Task statement :: Read the listing and extract each line that includes the word "Константина".

[Items from a data source]
++++++

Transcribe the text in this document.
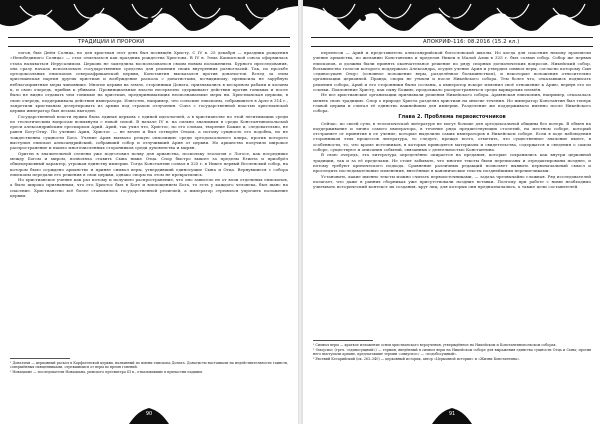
ТРАДИЦИИ И ПРОРОКИ

логов, был Днём Солнца, но для христиан этот день был посвящён Христу. С IV в. 25 декабря — праздник рождения «Непобедимого Солнца» — стал отмечаться как праздник рождества Христова. В IV в. Ээма Каппатской союза оформилась стала называться Иерусалимом. Церковь не замедлила воспользоваться своим новым положением. Бурного преследования, она сразу начала использовать государственные средства для решения своих внутренних разногласий. Так, по просьбе ортодоксальных епископов североафриканской церкви, Константин высказался против донатистов. Вслед за этим христианская партия других христиан и возбуждение раскола с донатистами, по-видимому, превысила не зарубную неблагоприятные меры чиновнике. Многие церкви на земле, сторонники Доната, признавались в кесаревом рабами и коланм к, и свою очередь, прибыв к убиваем. Провинциальные власти несерьезно сдерживают действия против гонимых и после было не видно отдавать чем гонимые на христиан, предпринимающих неопознаваемые меры ни. Христианская церковь, в свою очередь, поддерживала действия императора. Известно, например, что сольские епископы, собравшиеся в Арле в 314 г., запретили христианам дезертировать из армии под страхом отлучения. Союз с государственной властью христианской церкви император был весьма выгоден.

Государственной власти нужна была единая церковь с единой идеологией, а в христианстве по этой легитимации среди по теологическим вопросам вспыхнули с новой силой. В начале IV в. на сильно значимым в среди Константинопольской ереси александрийским ересиархом Арий. Арий, так учил что, Христос, по его словам, творение Божие и, следовательно, не равен Богу-Отцу. По учению Ария, Христос — не вечен и был сотворён Отцом, а потому сущность его подобна, но не тождественна сущности Бога. Учение Ария вызвало резкую оппозицию среди ортодоксального клира, против которого выступил епископ александрийский, собравший собор и отлучивший Ария от церкви. Но арианство получило широкое распространение и нашло многочисленных сторонников среди духовенства и мирян.

Ориген в значительной степени уже подготовил почву для арианства, поскольку теология о Логосе, как посреднике между Богом и миром, позволяла ставить Сына ниже Отца. Спор быстро вышел за пределы Египта и приобрёл общецерковный характер, угрожая единству империи. Тогда Константин созвал в 325 г. в Никее первый Вселенский собор, на котором было осуждено арианство и принят символ веры, утвердивший единосущие Сына и Отца. Вернувшиеся с собора епископы передали его решения в свои церкви, однако споры на этом не прекратились.

Но христианское учение как раз потому и получило распространение, что оно зависело не от воли отдельных епископов, а было широко признанным, что его Христос был в Боге и воплощением Бога, то есть у каждого человека, был шанс на спасение. Христианство всё более становилось государственной религией, а император стремился упрочить положение церкви.

¹ Донатизм — церковный раскол в Карфагенской церкви, названный по имени епископа Доната. Донатисты настаивали на недействительности таинств, совершённых священниками, отрекшимися от веры во время гонений.

² Новациане — последователи Новациана, римского пресвитера III в., отказывавшие в причастии падшим.

90
АПОКРИФ-116: 08.2016 (15.2 кл.)

перенесов — Арий и представитель александрийской богословской школы. Но когда для спасения некому произвели учение арианства, по желанию Константина и пределов Никеи в Малой Азии в 325 г. был созван собор. Собор же первых епископов, и должны были принять окончательное решение по ряду спорных догматических вопросов. Никейский собор, большинство голосов которого поддержало Александра, осудил учение Ария и утвердил символ веры, согласно которому Сын «единосущен Отцу» (основное положение веры, разделённое большинством), и некоторые положения относительно организации церковной. Правда, споры не утихли и после Никейского собора. Тем более что, отказавшись подписать решения собора, Арий и его сторонники были сосланы, а император вскоре изменил своё отношение к Арию, вернув его из ссылки. Поклонение Христу, как сыну Божию, продолжало распространяться среди варварских племён.

Не все христианские организации признавали решения Никейского собора. Армянская епископия, например, отказалась менять свою традицию. Спор о природе Христа разделял христиан на многие течения. Но император Константин был теперь главой церкви и считал её единство важнейшим для империи. Разделение же поддерживало именно после Никейского собора.

Глава 2. Проблема первоисточников

Сейчас, по своей сути, в теологической литературе не могут больше для ортодоксальной общины без потерь. В обмен на поддерживание и лично самого императора, в течение ряда предшествующих столетий, на местном соборе, который отстраняет от принятия в ее учение, которые выделили самих императоров в Никейском соборе. Если в ходе наблюдения сторонников этих процессов литература, то следует, прежде всего, отметить, что существенное значение имеет, в особенности, то, что кроме источников, в которых приводятся материалы и свидетельства, содержатся и сведения о самом соборе, существуют и описания событий, связанных с деятельностью Константина.

В свою очередь, эта литература определённо опирается на предания, которые сохранились как внутри церковной традиции, так и за её пределами. Не стоит забывать, что многие тексты были переписаны и отредактированы позднее, и потому требуют критического подхода. Сравнение различных редакций позволяет выявить первоначальный смысл и проследить последовательные изменения, внесённые в канонические тексты позднейшими переписчиками.

Установить, какие именно тексты можно считать первоисточниками, — задача чрезвычайно сложная. Ряд исследователей полагает, что даже в ранних сборниках уже присутствовали поздние вставки. Поэтому при работе с ними необходимо учитывать исторический контекст их создания, круг лиц, для которых они предназначались, а также цели составителей.

¹ Символ веры — краткое изложение основ христианского вероучения, утверждённое на Никейском и Константинопольском соборах.

² Омоусиос (греч. «единосущный») — термин, введённый в символ веры на Никейском соборе для выражения единства сущности Отца и Сына; против него выступали ариане, предлагавшие термин «омиусиос» — «подобосущный».

³ Евсевий Кесарийский (ок. 263–340) — церковный историк, автор «Церковной истории» и «Жизни Константина».

91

++++++

Correct response ::
перенесов — Арий и представитель александрийской богословской школы. Но когда для спасения некому произвели учение арианства, по желанию Константина и пределов Никеи в Малой Азии в 325 г. был созван собор. Собор же первых епископов, и должны были принять окончательное решение по ряду спорных догматических вопросов. Никейский собор, большинство голосов которого поддержало Александра, осудил учение Ария и утвердил символ веры, согласно которому Сын «единосущен Отцу» (основное положение веры, разделённое большинством), и некоторые положения относительно организации церковной. Правда, споры не утихли и после Никейского собора. Тем более что, отказавшись подписать решения собора, Арий и его сторонники были сосланы, а император вскоре изменил своё отношение к Арию, вернув его из ссылки. Поклонение Христу, как сыну Божию, продолжало распространяться среди варварских племён.
Сейчас, по своей сути, в теологической литературе не могут больше для ортодоксальной общины без потерь. В обмен на поддерживание и лично самого императора, в течение ряда предшествующих столетий, на местном соборе, который отстраняет от принятия в ее учение, которые выделили самих императоров в Никейском соборе. Если в ходе наблюдения сторонников этих процессов литература, то следует, прежде всего, отметить, что существенное значение имеет, в особенности, то, что кроме источников, в которых приводятся материалы и свидетельства, содержатся и сведения о самом соборе, существуют и описания событий, связанных с деятельностью Константина.
³ Евсевий Кесарийский (ок. 263–340) — церковный историк, автор «Церковной истории» и «Жизни Константина».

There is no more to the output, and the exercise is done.